* Start *
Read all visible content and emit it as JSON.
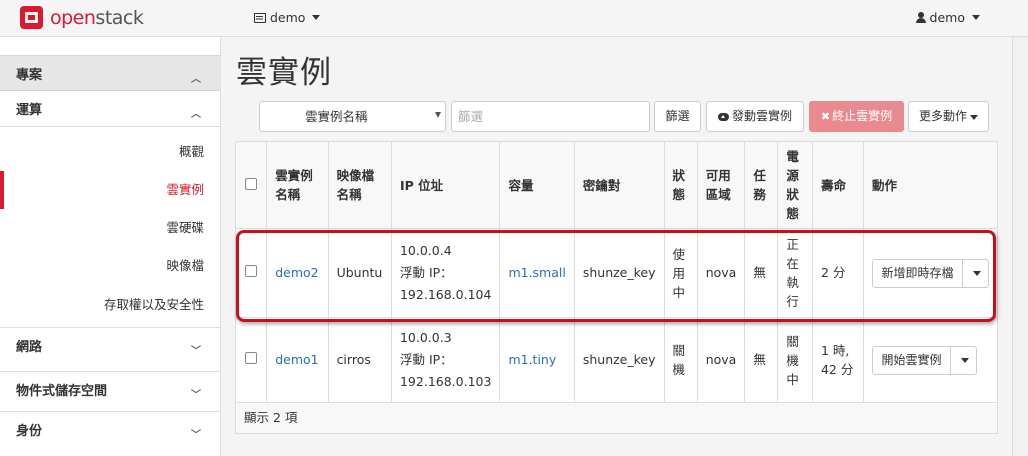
{
  "nav": {
    "brand_open": "open",
    "brand_stack": "stack",
    "project": "demo",
    "user": "demo"
  },
  "sidebar": {
    "project": "專案",
    "compute": "運算",
    "items": [
      {
        "label": "概觀"
      },
      {
        "label": "雲實例"
      },
      {
        "label": "雲硬碟"
      },
      {
        "label": "映像檔"
      },
      {
        "label": "存取權以及安全性"
      }
    ],
    "network": "網路",
    "object_storage": "物件式儲存空間",
    "identity": "身份"
  },
  "page": {
    "title": "雲實例"
  },
  "toolbar": {
    "select_value": "雲實例名稱",
    "filter_placeholder": "篩選",
    "filter_button": "篩選",
    "launch_button": "發動雲實例",
    "terminate_button": "終止雲實例",
    "more_button": "更多動作"
  },
  "table": {
    "headers": [
      "雲實例名稱",
      "映像檔名稱",
      "IP 位址",
      "容量",
      "密鑰對",
      "狀態",
      "可用區域",
      "任務",
      "電源狀態",
      "壽命",
      "動作"
    ],
    "rows": [
      {
        "name": "demo2",
        "image": "Ubuntu",
        "ip1": "10.0.0.4",
        "ip2": "浮動 IP：",
        "ip3": "192.168.0.104",
        "flavor": "m1.small",
        "keypair": "shunze_key",
        "status": "使用中",
        "az": "nova",
        "task": "無",
        "power": "正在執行",
        "age": "2 分",
        "action": "新增即時存檔"
      },
      {
        "name": "demo1",
        "image": "cirros",
        "ip1": "10.0.0.3",
        "ip2": "浮動 IP：",
        "ip3": "192.168.0.103",
        "flavor": "m1.tiny",
        "keypair": "shunze_key",
        "status": "關機",
        "az": "nova",
        "task": "無",
        "power": "關機中",
        "age": "1 時, 42 分",
        "action": "開始雲實例"
      }
    ],
    "footer": "顯示 2 項"
  }
}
* End *
Brief:
Output each line exactly; omit every picture.

The answer:
Read all visible content and emit it as JSON.
{
  "nav": {
    "brand_open": "open",
    "brand_stack": "stack",
    "project": "demo",
    "user": "demo"
  },
  "sidebar": {
    "project": "專案",
    "compute": "運算",
    "items": [
      {
        "label": "概觀"
      },
      {
        "label": "雲實例"
      },
      {
        "label": "雲硬碟"
      },
      {
        "label": "映像檔"
      },
      {
        "label": "存取權以及安全性"
      }
    ],
    "network": "網路",
    "object_storage": "物件式儲存空間",
    "identity": "身份"
  },
  "page": {
    "title": "雲實例"
  },
  "toolbar": {
    "select_value": "雲實例名稱",
    "filter_placeholder": "篩選",
    "filter_button": "篩選",
    "launch_button": "發動雲實例",
    "terminate_button": "終止雲實例",
    "more_button": "更多動作"
  },
  "table": {
    "headers": [
      "雲實例名稱",
      "映像檔名稱",
      "IP 位址",
      "容量",
      "密鑰對",
      "狀態",
      "可用區域",
      "任務",
      "電源狀態",
      "壽命",
      "動作"
    ],
    "rows": [
      {
        "name": "demo2",
        "image": "Ubuntu",
        "ip1": "10.0.0.4",
        "ip2": "浮動 IP：",
        "ip3": "192.168.0.104",
        "flavor": "m1.small",
        "keypair": "shunze_key",
        "status": "使用中",
        "az": "nova",
        "task": "無",
        "power": "正在執行",
        "age": "2 分",
        "action": "新增即時存檔"
      },
      {
        "name": "demo1",
        "image": "cirros",
        "ip1": "10.0.0.3",
        "ip2": "浮動 IP：",
        "ip3": "192.168.0.103",
        "flavor": "m1.tiny",
        "keypair": "shunze_key",
        "status": "關機",
        "az": "nova",
        "task": "無",
        "power": "關機中",
        "age": "1 時, 42 分",
        "action": "開始雲實例"
      }
    ],
    "footer": "顯示 2 項"
  }
}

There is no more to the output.